Exercise objective:
Retype all of the data exactly as given.

::::

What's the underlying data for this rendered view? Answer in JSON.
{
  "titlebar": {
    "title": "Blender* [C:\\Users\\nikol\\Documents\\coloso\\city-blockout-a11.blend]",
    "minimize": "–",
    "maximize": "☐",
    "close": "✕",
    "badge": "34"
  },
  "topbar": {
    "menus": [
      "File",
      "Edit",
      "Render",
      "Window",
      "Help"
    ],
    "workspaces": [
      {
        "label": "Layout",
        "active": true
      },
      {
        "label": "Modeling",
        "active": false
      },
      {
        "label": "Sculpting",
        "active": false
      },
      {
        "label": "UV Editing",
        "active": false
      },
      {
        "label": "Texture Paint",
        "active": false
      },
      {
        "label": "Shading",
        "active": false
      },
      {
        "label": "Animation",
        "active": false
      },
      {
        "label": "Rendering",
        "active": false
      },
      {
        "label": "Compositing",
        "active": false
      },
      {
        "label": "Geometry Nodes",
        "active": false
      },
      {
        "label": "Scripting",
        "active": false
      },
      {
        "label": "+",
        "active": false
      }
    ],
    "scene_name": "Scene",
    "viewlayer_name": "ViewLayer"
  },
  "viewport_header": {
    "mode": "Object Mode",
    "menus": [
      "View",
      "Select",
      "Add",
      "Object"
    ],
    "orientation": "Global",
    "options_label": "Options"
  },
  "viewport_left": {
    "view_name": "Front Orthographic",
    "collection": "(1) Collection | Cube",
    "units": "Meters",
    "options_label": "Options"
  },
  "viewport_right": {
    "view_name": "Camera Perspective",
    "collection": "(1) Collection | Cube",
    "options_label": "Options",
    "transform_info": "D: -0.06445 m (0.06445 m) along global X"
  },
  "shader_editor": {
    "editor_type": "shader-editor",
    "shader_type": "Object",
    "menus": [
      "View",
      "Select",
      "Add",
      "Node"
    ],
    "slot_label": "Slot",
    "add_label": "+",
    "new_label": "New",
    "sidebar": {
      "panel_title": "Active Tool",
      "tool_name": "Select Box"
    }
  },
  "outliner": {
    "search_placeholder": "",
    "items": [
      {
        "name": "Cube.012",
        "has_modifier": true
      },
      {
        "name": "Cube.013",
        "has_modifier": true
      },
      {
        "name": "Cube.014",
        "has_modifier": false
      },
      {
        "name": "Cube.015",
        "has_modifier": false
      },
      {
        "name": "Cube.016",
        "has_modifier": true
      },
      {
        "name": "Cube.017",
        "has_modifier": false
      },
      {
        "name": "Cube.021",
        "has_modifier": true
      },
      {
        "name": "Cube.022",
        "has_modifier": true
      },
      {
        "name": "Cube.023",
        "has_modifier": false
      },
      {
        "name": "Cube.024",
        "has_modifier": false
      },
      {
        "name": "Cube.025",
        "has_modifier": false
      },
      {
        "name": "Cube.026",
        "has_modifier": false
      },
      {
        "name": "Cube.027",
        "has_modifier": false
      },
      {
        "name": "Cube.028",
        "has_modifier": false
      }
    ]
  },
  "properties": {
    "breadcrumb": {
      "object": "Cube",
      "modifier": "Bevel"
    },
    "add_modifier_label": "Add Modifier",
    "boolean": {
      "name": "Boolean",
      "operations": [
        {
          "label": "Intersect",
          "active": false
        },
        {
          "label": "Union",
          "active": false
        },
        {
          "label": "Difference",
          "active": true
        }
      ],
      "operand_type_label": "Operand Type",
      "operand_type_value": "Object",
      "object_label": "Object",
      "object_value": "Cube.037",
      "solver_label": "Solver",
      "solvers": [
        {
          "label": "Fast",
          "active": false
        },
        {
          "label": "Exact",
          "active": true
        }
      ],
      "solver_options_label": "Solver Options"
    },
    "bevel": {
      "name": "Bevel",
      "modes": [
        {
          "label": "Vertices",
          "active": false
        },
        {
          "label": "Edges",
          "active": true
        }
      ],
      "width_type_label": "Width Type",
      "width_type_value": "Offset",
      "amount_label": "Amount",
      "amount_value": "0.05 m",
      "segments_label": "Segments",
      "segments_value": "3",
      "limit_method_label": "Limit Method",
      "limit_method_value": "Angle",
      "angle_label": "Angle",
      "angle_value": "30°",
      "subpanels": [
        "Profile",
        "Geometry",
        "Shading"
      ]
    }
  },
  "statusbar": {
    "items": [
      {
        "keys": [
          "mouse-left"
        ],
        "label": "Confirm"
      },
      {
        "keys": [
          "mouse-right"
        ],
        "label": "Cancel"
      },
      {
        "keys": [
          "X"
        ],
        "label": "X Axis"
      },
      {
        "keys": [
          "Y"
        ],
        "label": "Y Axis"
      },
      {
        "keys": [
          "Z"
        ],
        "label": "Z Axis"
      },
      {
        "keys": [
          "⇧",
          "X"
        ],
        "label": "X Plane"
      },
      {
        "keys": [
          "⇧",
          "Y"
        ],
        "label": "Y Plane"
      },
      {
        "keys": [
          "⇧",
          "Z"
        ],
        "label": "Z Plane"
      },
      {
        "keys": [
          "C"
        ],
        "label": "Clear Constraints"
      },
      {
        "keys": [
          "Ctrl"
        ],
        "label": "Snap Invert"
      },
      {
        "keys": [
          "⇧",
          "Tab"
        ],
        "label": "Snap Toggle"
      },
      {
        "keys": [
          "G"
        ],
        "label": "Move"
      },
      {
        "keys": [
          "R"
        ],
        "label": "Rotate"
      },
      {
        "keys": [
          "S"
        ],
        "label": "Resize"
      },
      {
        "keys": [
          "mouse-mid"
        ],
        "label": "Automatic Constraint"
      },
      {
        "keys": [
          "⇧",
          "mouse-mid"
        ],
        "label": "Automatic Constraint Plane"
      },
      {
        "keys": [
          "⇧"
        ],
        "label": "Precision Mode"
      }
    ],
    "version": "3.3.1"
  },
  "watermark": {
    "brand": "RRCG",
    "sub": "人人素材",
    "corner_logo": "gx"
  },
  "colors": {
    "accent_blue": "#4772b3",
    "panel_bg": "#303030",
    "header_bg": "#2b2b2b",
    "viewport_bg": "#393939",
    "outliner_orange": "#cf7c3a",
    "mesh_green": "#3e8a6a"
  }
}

::::

Response:
What's the underlying data for this rendered view? Answer in JSON.
{
  "titlebar": {
    "title": "Blender* [C:\\Users\\nikol\\Documents\\coloso\\city-blockout-a11.blend]",
    "minimize": "–",
    "maximize": "☐",
    "close": "✕",
    "badge": "34"
  },
  "topbar": {
    "menus": [
      "File",
      "Edit",
      "Render",
      "Window",
      "Help"
    ],
    "workspaces": [
      {
        "label": "Layout",
        "active": true
      },
      {
        "label": "Modeling",
        "active": false
      },
      {
        "label": "Sculpting",
        "active": false
      },
      {
        "label": "UV Editing",
        "active": false
      },
      {
        "label": "Texture Paint",
        "active": false
      },
      {
        "label": "Shading",
        "active": false
      },
      {
        "label": "Animation",
        "active": false
      },
      {
        "label": "Rendering",
        "active": false
      },
      {
        "label": "Compositing",
        "active": false
      },
      {
        "label": "Geometry Nodes",
        "active": false
      },
      {
        "label": "Scripting",
        "active": false
      },
      {
        "label": "+",
        "active": false
      }
    ],
    "scene_name": "Scene",
    "viewlayer_name": "ViewLayer"
  },
  "viewport_header": {
    "mode": "Object Mode",
    "menus": [
      "View",
      "Select",
      "Add",
      "Object"
    ],
    "orientation": "Global",
    "options_label": "Options"
  },
  "viewport_left": {
    "view_name": "Front Orthographic",
    "collection": "(1) Collection | Cube",
    "units": "Meters",
    "options_label": "Options"
  },
  "viewport_right": {
    "view_name": "Camera Perspective",
    "collection": "(1) Collection | Cube",
    "options_label": "Options",
    "transform_info": "D: -0.06445 m (0.06445 m) along global X"
  },
  "shader_editor": {
    "editor_type": "shader-editor",
    "shader_type": "Object",
    "menus": [
      "View",
      "Select",
      "Add",
      "Node"
    ],
    "slot_label": "Slot",
    "add_label": "+",
    "new_label": "New",
    "sidebar": {
      "panel_title": "Active Tool",
      "tool_name": "Select Box"
    }
  },
  "outliner": {
    "search_placeholder": "",
    "items": [
      {
        "name": "Cube.012",
        "has_modifier": true
      },
      {
        "name": "Cube.013",
        "has_modifier": true
      },
      {
        "name": "Cube.014",
        "has_modifier": false
      },
      {
        "name": "Cube.015",
        "has_modifier": false
      },
      {
        "name": "Cube.016",
        "has_modifier": true
      },
      {
        "name": "Cube.017",
        "has_modifier": false
      },
      {
        "name": "Cube.021",
        "has_modifier": true
      },
      {
        "name": "Cube.022",
        "has_modifier": true
      },
      {
        "name": "Cube.023",
        "has_modifier": false
      },
      {
        "name": "Cube.024",
        "has_modifier": false
      },
      {
        "name": "Cube.025",
        "has_modifier": false
      },
      {
        "name": "Cube.026",
        "has_modifier": false
      },
      {
        "name": "Cube.027",
        "has_modifier": false
      },
      {
        "name": "Cube.028",
        "has_modifier": false
      }
    ]
  },
  "properties": {
    "breadcrumb": {
      "object": "Cube",
      "modifier": "Bevel"
    },
    "add_modifier_label": "Add Modifier",
    "boolean": {
      "name": "Boolean",
      "operations": [
        {
          "label": "Intersect",
          "active": false
        },
        {
          "label": "Union",
          "active": false
        },
        {
          "label": "Difference",
          "active": true
        }
      ],
      "operand_type_label": "Operand Type",
      "operand_type_value": "Object",
      "object_label": "Object",
      "object_value": "Cube.037",
      "solver_label": "Solver",
      "solvers": [
        {
          "label": "Fast",
          "active": false
        },
        {
          "label": "Exact",
          "active": true
        }
      ],
      "solver_options_label": "Solver Options"
    },
    "bevel": {
      "name": "Bevel",
      "modes": [
        {
          "label": "Vertices",
          "active": false
        },
        {
          "label": "Edges",
          "active": true
        }
      ],
      "width_type_label": "Width Type",
      "width_type_value": "Offset",
      "amount_label": "Amount",
      "amount_value": "0.05 m",
      "segments_label": "Segments",
      "segments_value": "3",
      "limit_method_label": "Limit Method",
      "limit_method_value": "Angle",
      "angle_label": "Angle",
      "angle_value": "30°",
      "subpanels": [
        "Profile",
        "Geometry",
        "Shading"
      ]
    }
  },
  "statusbar": {
    "items": [
      {
        "keys": [
          "mouse-left"
        ],
        "label": "Confirm"
      },
      {
        "keys": [
          "mouse-right"
        ],
        "label": "Cancel"
      },
      {
        "keys": [
          "X"
        ],
        "label": "X Axis"
      },
      {
        "keys": [
          "Y"
        ],
        "label": "Y Axis"
      },
      {
        "keys": [
          "Z"
        ],
        "label": "Z Axis"
      },
      {
        "keys": [
          "⇧",
          "X"
        ],
        "label": "X Plane"
      },
      {
        "keys": [
          "⇧",
          "Y"
        ],
        "label": "Y Plane"
      },
      {
        "keys": [
          "⇧",
          "Z"
        ],
        "label": "Z Plane"
      },
      {
        "keys": [
          "C"
        ],
        "label": "Clear Constraints"
      },
      {
        "keys": [
          "Ctrl"
        ],
        "label": "Snap Invert"
      },
      {
        "keys": [
          "⇧",
          "Tab"
        ],
        "label": "Snap Toggle"
      },
      {
        "keys": [
          "G"
        ],
        "label": "Move"
      },
      {
        "keys": [
          "R"
        ],
        "label": "Rotate"
      },
      {
        "keys": [
          "S"
        ],
        "label": "Resize"
      },
      {
        "keys": [
          "mouse-mid"
        ],
        "label": "Automatic Constraint"
      },
      {
        "keys": [
          "⇧",
          "mouse-mid"
        ],
        "label": "Automatic Constraint Plane"
      },
      {
        "keys": [
          "⇧"
        ],
        "label": "Precision Mode"
      }
    ],
    "version": "3.3.1"
  },
  "watermark": {
    "brand": "RRCG",
    "sub": "人人素材",
    "corner_logo": "gx"
  },
  "colors": {
    "accent_blue": "#4772b3",
    "panel_bg": "#303030",
    "header_bg": "#2b2b2b",
    "viewport_bg": "#393939",
    "outliner_orange": "#cf7c3a",
    "mesh_green": "#3e8a6a"
  }
}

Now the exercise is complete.